**Task description**
Say how many lines contain "content"; the answer is the number alone.

>> BEGIN

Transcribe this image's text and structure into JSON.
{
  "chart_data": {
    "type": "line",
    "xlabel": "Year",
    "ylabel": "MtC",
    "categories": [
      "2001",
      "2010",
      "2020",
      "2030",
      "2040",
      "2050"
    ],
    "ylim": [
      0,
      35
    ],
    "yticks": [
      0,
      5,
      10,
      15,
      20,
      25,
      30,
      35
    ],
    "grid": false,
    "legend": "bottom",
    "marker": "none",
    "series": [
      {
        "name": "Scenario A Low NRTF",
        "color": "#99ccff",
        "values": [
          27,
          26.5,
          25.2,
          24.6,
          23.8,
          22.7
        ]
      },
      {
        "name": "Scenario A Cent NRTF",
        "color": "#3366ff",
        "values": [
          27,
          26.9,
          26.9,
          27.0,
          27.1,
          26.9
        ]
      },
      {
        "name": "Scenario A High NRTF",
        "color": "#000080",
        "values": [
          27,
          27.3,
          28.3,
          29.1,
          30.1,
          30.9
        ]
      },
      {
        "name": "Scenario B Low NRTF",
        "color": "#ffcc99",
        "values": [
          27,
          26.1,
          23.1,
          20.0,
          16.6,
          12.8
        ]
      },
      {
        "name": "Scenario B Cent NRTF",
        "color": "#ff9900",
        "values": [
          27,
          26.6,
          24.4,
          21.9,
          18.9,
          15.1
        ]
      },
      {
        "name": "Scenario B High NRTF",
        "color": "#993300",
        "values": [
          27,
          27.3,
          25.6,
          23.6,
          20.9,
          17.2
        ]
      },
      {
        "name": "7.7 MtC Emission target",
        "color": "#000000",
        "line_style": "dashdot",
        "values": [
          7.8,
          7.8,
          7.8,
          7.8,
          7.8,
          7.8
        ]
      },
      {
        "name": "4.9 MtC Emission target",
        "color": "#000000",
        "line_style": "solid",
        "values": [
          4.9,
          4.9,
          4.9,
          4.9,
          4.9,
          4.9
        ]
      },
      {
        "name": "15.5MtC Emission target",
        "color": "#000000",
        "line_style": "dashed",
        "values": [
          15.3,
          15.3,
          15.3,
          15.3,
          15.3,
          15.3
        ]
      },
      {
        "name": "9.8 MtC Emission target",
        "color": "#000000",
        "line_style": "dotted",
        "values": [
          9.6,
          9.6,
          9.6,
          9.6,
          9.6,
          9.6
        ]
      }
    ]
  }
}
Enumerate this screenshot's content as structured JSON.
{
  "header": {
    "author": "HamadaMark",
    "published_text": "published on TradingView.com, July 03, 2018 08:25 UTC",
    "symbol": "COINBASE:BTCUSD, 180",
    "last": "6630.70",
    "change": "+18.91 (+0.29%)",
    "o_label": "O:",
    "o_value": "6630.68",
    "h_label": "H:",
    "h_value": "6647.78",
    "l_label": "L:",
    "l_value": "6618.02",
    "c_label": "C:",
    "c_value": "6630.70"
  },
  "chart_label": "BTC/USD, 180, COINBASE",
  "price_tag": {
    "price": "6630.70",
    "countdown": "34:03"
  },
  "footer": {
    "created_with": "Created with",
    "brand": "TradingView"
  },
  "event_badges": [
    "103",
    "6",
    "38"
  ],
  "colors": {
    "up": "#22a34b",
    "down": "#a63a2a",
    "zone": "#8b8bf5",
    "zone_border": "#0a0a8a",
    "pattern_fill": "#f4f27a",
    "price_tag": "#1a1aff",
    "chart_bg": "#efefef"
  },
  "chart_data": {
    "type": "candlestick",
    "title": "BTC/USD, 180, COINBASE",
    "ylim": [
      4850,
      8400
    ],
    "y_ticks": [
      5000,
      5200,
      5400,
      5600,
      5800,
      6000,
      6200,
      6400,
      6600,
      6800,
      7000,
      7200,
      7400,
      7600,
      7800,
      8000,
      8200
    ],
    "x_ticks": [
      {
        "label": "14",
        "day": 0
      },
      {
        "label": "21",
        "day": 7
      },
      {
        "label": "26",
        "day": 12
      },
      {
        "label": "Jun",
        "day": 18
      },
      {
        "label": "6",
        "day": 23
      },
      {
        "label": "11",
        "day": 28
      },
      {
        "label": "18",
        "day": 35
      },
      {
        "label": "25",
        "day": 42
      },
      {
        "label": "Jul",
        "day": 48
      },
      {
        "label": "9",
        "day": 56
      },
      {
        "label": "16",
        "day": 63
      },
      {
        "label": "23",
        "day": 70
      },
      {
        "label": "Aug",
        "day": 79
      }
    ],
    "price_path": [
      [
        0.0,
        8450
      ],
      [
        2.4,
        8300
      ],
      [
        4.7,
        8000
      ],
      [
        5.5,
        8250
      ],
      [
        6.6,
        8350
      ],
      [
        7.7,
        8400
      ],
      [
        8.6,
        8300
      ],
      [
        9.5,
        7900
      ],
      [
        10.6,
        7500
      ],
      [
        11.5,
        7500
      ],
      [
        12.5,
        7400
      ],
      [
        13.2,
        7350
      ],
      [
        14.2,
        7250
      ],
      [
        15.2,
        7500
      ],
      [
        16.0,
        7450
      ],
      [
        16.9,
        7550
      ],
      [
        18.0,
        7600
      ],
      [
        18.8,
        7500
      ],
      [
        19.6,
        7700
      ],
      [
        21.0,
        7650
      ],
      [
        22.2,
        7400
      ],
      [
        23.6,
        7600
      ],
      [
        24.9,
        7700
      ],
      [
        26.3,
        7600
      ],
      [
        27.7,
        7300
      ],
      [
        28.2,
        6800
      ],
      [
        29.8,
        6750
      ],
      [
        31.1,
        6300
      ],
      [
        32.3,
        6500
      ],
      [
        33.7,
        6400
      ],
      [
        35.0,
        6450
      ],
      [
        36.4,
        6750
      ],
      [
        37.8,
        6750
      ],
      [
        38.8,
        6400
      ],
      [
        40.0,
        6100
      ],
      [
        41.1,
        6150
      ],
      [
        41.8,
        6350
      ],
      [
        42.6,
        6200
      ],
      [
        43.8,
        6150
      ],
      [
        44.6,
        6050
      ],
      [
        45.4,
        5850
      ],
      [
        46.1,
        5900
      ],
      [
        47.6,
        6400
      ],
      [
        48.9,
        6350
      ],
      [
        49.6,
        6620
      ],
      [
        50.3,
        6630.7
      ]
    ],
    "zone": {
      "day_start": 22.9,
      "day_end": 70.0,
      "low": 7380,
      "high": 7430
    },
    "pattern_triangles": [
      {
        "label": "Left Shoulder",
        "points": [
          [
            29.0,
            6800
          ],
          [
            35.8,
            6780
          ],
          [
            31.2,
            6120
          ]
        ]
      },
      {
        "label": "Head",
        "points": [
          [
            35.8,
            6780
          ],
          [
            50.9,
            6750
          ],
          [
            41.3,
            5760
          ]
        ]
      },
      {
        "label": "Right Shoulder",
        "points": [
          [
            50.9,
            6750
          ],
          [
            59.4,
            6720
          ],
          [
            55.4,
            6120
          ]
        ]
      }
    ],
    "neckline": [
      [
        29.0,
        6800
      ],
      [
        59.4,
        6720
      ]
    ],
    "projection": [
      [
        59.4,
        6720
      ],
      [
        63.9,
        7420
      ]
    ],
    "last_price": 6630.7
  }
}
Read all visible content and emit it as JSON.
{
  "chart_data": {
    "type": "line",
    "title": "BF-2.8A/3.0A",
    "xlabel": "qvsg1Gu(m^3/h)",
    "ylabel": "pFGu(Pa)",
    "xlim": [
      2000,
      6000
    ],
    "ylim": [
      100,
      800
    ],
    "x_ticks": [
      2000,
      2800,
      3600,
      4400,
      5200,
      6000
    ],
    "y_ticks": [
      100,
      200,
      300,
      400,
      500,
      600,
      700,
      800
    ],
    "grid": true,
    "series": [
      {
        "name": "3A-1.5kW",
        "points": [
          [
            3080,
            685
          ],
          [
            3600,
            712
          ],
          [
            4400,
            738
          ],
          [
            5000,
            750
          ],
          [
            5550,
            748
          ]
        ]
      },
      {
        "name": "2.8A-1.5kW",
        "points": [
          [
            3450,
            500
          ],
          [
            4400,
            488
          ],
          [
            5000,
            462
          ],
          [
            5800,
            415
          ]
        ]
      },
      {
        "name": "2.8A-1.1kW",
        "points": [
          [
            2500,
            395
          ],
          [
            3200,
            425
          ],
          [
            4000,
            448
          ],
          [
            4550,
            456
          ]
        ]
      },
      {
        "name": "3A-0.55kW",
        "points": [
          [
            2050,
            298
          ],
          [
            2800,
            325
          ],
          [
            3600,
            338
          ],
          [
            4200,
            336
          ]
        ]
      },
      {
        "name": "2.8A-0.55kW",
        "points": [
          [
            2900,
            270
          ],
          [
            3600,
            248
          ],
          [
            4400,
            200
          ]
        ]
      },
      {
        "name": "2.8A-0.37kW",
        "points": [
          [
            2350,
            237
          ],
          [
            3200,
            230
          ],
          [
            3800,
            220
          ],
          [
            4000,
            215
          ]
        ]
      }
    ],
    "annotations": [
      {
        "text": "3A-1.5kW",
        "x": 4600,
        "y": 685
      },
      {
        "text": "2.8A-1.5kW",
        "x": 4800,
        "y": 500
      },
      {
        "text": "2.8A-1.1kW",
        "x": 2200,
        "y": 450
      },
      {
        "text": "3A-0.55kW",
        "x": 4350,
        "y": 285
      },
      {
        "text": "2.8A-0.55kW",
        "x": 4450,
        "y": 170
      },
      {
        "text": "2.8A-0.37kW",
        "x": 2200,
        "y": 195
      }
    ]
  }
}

>> END

**Task response**
2